→ **WHAT YOU WILL DO**:
Locate the word "URCAMP" in the material, then show every line that holds it.

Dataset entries
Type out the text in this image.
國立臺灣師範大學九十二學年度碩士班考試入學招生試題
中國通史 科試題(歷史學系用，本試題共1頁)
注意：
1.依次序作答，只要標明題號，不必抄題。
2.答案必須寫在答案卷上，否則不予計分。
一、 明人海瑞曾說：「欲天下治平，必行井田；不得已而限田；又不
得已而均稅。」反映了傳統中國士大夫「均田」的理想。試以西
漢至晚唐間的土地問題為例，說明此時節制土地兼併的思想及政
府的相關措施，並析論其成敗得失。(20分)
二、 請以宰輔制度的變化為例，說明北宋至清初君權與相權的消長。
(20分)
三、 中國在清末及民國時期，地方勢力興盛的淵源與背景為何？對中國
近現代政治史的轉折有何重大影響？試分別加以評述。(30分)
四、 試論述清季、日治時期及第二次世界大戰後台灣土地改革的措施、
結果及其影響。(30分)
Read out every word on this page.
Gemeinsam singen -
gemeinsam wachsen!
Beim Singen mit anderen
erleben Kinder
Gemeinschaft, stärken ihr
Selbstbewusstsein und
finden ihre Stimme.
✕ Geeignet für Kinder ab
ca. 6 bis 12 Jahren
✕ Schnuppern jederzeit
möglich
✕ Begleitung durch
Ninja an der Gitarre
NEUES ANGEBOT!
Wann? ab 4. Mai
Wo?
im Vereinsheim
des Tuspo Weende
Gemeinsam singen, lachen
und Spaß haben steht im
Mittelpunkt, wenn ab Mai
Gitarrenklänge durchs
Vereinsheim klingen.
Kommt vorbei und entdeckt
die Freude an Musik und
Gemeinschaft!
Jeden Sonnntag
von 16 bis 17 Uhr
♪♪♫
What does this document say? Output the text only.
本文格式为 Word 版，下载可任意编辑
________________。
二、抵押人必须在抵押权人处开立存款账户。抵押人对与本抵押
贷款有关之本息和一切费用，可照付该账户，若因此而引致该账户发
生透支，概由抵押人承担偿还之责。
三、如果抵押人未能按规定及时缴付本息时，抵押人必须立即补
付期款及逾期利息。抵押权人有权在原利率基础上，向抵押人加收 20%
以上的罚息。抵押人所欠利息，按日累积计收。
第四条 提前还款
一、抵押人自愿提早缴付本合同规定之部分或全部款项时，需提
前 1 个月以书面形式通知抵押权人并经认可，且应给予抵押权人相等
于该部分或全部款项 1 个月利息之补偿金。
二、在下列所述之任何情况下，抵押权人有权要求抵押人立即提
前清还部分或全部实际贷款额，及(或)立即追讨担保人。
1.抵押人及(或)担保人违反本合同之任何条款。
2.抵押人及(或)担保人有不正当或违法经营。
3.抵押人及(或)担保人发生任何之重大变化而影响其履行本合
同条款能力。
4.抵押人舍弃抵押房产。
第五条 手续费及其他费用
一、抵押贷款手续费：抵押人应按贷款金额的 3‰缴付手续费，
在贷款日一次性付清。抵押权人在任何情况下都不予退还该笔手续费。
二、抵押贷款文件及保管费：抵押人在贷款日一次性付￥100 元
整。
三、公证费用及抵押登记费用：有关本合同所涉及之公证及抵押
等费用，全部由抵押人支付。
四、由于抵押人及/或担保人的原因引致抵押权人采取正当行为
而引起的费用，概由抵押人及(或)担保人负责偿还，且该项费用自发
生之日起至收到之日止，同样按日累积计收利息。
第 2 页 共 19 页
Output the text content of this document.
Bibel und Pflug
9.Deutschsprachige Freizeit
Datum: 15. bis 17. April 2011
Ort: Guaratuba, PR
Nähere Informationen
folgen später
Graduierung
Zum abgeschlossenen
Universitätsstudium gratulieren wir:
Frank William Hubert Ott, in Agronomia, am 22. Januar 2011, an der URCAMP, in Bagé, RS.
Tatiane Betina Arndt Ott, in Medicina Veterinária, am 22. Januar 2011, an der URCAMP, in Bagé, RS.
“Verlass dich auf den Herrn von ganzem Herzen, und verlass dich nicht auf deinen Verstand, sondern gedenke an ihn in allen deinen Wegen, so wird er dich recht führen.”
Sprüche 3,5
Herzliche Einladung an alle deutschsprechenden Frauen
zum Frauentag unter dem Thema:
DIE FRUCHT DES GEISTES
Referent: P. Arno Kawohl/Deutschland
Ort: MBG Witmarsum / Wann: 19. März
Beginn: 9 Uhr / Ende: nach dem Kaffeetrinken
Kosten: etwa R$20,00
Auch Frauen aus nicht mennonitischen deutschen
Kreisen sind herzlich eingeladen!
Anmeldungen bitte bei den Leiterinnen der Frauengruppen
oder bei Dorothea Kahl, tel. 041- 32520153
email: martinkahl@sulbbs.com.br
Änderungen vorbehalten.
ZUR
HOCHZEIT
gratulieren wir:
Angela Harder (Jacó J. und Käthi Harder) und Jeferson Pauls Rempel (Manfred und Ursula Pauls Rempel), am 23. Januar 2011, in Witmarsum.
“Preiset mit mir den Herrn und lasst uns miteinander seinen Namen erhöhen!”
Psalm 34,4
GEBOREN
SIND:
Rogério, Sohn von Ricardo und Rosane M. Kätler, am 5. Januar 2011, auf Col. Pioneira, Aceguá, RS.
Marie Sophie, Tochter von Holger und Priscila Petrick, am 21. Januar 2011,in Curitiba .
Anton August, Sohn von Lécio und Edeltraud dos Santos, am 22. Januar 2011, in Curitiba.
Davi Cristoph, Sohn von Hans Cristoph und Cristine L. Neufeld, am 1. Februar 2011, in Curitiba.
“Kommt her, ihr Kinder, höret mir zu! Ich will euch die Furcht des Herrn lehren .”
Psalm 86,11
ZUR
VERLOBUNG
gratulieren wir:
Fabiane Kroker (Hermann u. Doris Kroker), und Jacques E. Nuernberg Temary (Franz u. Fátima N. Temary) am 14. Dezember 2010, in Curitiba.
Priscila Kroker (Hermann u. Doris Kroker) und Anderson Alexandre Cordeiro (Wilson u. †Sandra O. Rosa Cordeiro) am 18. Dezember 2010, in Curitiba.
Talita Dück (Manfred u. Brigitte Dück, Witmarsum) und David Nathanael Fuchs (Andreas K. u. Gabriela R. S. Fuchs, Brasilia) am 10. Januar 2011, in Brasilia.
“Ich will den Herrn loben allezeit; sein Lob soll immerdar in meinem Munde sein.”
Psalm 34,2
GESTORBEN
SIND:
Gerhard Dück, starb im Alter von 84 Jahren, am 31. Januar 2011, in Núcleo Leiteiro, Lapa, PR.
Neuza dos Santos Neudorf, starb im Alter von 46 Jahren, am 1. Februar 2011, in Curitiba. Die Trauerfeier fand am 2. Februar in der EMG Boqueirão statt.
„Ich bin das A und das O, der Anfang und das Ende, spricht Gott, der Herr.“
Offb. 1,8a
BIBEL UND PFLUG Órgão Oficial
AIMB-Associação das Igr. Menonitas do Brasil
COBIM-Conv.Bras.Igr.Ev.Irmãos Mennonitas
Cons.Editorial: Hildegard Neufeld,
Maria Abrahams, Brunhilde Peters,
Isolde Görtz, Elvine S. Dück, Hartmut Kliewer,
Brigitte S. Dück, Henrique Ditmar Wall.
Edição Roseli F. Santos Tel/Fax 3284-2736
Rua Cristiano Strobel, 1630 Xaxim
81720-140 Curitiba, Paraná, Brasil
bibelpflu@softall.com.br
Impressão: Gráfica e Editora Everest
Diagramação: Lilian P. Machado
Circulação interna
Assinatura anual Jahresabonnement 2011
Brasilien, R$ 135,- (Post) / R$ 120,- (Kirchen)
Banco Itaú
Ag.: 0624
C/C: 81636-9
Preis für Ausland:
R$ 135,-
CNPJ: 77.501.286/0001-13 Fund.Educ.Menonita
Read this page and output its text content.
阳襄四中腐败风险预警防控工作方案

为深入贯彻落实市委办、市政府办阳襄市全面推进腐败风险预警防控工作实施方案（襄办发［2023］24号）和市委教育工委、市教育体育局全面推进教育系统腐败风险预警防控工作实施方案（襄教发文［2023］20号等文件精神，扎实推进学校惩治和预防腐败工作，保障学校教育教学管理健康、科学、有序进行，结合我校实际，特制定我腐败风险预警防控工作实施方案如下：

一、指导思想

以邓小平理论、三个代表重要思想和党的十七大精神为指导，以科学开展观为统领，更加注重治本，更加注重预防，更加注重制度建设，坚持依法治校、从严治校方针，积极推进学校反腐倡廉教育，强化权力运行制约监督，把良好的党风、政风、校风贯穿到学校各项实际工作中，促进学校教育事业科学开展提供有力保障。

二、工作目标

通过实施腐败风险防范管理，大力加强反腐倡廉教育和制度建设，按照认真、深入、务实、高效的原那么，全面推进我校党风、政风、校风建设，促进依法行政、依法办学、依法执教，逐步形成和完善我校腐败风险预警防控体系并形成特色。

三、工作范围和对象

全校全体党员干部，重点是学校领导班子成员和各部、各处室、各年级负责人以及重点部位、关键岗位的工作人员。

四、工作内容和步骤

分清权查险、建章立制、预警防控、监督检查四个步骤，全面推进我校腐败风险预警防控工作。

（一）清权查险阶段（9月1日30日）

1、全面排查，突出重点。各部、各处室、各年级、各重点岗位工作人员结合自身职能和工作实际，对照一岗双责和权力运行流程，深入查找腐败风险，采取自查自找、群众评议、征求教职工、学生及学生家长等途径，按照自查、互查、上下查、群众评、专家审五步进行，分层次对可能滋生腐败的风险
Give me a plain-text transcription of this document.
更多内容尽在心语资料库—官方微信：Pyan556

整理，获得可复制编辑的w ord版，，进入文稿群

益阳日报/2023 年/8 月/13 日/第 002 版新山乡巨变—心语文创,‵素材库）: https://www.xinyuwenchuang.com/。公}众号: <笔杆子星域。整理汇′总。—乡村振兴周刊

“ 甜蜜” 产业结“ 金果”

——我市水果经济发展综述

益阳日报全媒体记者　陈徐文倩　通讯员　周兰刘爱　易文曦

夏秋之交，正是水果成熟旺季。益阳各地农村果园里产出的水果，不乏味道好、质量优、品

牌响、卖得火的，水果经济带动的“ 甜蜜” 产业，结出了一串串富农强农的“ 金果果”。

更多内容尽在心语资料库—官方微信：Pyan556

→ **TASK SOLUTION**:
Frank William Hubert Ott, in Agronomia, am 22. Januar 2011, an der URCAMP, in Bagé, RS.
Tatiane Betina Arndt Ott, in Medicina Veterinária, am 22. Januar 2011, an der URCAMP, in Bagé, RS.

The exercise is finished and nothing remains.